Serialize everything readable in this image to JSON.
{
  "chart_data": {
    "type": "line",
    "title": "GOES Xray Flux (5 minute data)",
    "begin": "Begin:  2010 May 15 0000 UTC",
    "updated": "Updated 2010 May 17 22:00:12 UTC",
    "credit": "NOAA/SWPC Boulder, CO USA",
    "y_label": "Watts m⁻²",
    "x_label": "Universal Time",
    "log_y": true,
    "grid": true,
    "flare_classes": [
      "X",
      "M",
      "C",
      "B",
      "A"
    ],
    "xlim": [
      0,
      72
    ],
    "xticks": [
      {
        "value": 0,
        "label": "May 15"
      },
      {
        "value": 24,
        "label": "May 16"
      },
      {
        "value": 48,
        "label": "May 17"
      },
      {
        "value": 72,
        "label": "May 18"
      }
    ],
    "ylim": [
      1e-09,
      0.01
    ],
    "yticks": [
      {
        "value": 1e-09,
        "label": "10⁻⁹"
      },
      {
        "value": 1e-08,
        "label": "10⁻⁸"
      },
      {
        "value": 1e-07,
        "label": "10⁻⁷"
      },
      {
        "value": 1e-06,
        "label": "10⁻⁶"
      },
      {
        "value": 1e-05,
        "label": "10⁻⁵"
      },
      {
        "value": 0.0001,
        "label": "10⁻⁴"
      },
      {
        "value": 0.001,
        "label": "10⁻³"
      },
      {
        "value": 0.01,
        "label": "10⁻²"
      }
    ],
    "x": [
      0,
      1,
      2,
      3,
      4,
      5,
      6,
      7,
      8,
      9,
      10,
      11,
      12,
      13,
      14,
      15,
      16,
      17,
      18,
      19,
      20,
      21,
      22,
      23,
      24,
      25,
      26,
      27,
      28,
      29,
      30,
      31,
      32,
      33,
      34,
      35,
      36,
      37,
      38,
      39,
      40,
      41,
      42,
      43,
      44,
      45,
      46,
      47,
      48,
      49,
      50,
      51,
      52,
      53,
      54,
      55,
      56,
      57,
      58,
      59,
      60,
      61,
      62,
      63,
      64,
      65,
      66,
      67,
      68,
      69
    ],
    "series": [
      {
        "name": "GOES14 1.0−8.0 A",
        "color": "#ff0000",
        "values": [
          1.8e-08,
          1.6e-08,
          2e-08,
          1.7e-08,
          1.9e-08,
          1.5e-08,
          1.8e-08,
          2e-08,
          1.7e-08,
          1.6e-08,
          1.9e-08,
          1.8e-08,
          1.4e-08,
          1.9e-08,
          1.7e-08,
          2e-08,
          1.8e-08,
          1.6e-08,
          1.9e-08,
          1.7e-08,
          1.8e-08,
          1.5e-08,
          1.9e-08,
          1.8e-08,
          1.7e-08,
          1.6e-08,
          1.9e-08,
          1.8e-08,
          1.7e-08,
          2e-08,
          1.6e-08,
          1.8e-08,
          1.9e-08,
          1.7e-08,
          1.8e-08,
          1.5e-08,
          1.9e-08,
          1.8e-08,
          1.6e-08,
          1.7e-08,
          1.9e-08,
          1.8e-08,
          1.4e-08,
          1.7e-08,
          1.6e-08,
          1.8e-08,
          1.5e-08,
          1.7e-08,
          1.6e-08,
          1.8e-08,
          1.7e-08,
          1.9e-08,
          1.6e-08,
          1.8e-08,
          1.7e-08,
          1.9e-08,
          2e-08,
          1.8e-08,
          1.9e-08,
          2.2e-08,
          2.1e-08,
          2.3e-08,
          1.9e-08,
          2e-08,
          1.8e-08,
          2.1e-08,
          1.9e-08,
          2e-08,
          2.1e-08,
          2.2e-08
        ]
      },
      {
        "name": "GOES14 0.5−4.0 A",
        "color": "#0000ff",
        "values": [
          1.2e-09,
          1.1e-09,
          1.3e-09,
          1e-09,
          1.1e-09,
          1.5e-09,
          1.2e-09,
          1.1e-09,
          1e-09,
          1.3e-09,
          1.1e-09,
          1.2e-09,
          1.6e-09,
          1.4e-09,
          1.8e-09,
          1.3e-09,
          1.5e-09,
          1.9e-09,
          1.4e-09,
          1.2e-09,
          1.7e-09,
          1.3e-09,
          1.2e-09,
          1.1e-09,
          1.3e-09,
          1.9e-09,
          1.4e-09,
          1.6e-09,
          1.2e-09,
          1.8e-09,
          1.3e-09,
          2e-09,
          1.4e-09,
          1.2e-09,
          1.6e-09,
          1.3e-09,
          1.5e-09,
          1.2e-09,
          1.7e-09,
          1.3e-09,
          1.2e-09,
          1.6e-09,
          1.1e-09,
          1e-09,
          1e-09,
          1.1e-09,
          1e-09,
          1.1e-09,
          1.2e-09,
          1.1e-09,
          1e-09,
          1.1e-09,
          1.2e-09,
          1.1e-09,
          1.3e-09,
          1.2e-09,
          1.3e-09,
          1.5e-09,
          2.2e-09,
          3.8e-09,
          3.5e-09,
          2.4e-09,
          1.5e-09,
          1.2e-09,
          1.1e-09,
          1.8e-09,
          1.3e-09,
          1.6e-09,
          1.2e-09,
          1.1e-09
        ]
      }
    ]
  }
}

━━━━━━━━━━━━━━━━

Task description »
Word for word, restate all of the data shown above.

Response below »
Serialize everything readable in this image to JSON.
{
  "chart_data": {
    "type": "line",
    "title": "GOES Xray Flux (5 minute data)",
    "begin": "Begin:  2010 May 15 0000 UTC",
    "updated": "Updated 2010 May 17 22:00:12 UTC",
    "credit": "NOAA/SWPC Boulder, CO USA",
    "y_label": "Watts m⁻²",
    "x_label": "Universal Time",
    "log_y": true,
    "grid": true,
    "flare_classes": [
      "X",
      "M",
      "C",
      "B",
      "A"
    ],
    "xlim": [
      0,
      72
    ],
    "xticks": [
      {
        "value": 0,
        "label": "May 15"
      },
      {
        "value": 24,
        "label": "May 16"
      },
      {
        "value": 48,
        "label": "May 17"
      },
      {
        "value": 72,
        "label": "May 18"
      }
    ],
    "ylim": [
      1e-09,
      0.01
    ],
    "yticks": [
      {
        "value": 1e-09,
        "label": "10⁻⁹"
      },
      {
        "value": 1e-08,
        "label": "10⁻⁸"
      },
      {
        "value": 1e-07,
        "label": "10⁻⁷"
      },
      {
        "value": 1e-06,
        "label": "10⁻⁶"
      },
      {
        "value": 1e-05,
        "label": "10⁻⁵"
      },
      {
        "value": 0.0001,
        "label": "10⁻⁴"
      },
      {
        "value": 0.001,
        "label": "10⁻³"
      },
      {
        "value": 0.01,
        "label": "10⁻²"
      }
    ],
    "x": [
      0,
      1,
      2,
      3,
      4,
      5,
      6,
      7,
      8,
      9,
      10,
      11,
      12,
      13,
      14,
      15,
      16,
      17,
      18,
      19,
      20,
      21,
      22,
      23,
      24,
      25,
      26,
      27,
      28,
      29,
      30,
      31,
      32,
      33,
      34,
      35,
      36,
      37,
      38,
      39,
      40,
      41,
      42,
      43,
      44,
      45,
      46,
      47,
      48,
      49,
      50,
      51,
      52,
      53,
      54,
      55,
      56,
      57,
      58,
      59,
      60,
      61,
      62,
      63,
      64,
      65,
      66,
      67,
      68,
      69
    ],
    "series": [
      {
        "name": "GOES14 1.0−8.0 A",
        "color": "#ff0000",
        "values": [
          1.8e-08,
          1.6e-08,
          2e-08,
          1.7e-08,
          1.9e-08,
          1.5e-08,
          1.8e-08,
          2e-08,
          1.7e-08,
          1.6e-08,
          1.9e-08,
          1.8e-08,
          1.4e-08,
          1.9e-08,
          1.7e-08,
          2e-08,
          1.8e-08,
          1.6e-08,
          1.9e-08,
          1.7e-08,
          1.8e-08,
          1.5e-08,
          1.9e-08,
          1.8e-08,
          1.7e-08,
          1.6e-08,
          1.9e-08,
          1.8e-08,
          1.7e-08,
          2e-08,
          1.6e-08,
          1.8e-08,
          1.9e-08,
          1.7e-08,
          1.8e-08,
          1.5e-08,
          1.9e-08,
          1.8e-08,
          1.6e-08,
          1.7e-08,
          1.9e-08,
          1.8e-08,
          1.4e-08,
          1.7e-08,
          1.6e-08,
          1.8e-08,
          1.5e-08,
          1.7e-08,
          1.6e-08,
          1.8e-08,
          1.7e-08,
          1.9e-08,
          1.6e-08,
          1.8e-08,
          1.7e-08,
          1.9e-08,
          2e-08,
          1.8e-08,
          1.9e-08,
          2.2e-08,
          2.1e-08,
          2.3e-08,
          1.9e-08,
          2e-08,
          1.8e-08,
          2.1e-08,
          1.9e-08,
          2e-08,
          2.1e-08,
          2.2e-08
        ]
      },
      {
        "name": "GOES14 0.5−4.0 A",
        "color": "#0000ff",
        "values": [
          1.2e-09,
          1.1e-09,
          1.3e-09,
          1e-09,
          1.1e-09,
          1.5e-09,
          1.2e-09,
          1.1e-09,
          1e-09,
          1.3e-09,
          1.1e-09,
          1.2e-09,
          1.6e-09,
          1.4e-09,
          1.8e-09,
          1.3e-09,
          1.5e-09,
          1.9e-09,
          1.4e-09,
          1.2e-09,
          1.7e-09,
          1.3e-09,
          1.2e-09,
          1.1e-09,
          1.3e-09,
          1.9e-09,
          1.4e-09,
          1.6e-09,
          1.2e-09,
          1.8e-09,
          1.3e-09,
          2e-09,
          1.4e-09,
          1.2e-09,
          1.6e-09,
          1.3e-09,
          1.5e-09,
          1.2e-09,
          1.7e-09,
          1.3e-09,
          1.2e-09,
          1.6e-09,
          1.1e-09,
          1e-09,
          1e-09,
          1.1e-09,
          1e-09,
          1.1e-09,
          1.2e-09,
          1.1e-09,
          1e-09,
          1.1e-09,
          1.2e-09,
          1.1e-09,
          1.3e-09,
          1.2e-09,
          1.3e-09,
          1.5e-09,
          2.2e-09,
          3.8e-09,
          3.5e-09,
          2.4e-09,
          1.5e-09,
          1.2e-09,
          1.1e-09,
          1.8e-09,
          1.3e-09,
          1.6e-09,
          1.2e-09,
          1.1e-09
        ]
      }
    ]
  }
}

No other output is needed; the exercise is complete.